Separate out the lines that hold "icon".
+ + + + +
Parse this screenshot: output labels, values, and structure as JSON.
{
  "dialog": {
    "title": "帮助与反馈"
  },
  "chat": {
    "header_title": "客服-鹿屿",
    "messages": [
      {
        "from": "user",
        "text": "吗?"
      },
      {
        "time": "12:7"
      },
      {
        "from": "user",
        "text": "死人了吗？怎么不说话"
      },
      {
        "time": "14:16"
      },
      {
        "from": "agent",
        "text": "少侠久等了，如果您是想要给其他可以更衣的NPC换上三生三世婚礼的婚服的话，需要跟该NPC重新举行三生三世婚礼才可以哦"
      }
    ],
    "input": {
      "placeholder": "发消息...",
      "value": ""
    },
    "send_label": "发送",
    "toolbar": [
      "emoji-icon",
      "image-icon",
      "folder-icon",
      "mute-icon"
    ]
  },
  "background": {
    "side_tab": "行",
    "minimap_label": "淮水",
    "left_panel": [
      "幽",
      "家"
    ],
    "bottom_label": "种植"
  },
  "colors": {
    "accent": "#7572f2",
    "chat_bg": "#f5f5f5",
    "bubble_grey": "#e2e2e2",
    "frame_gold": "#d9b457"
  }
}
+ + + + +
Answer:
      "emoji-icon",
      "image-icon",
      "folder-icon",
      "mute-icon"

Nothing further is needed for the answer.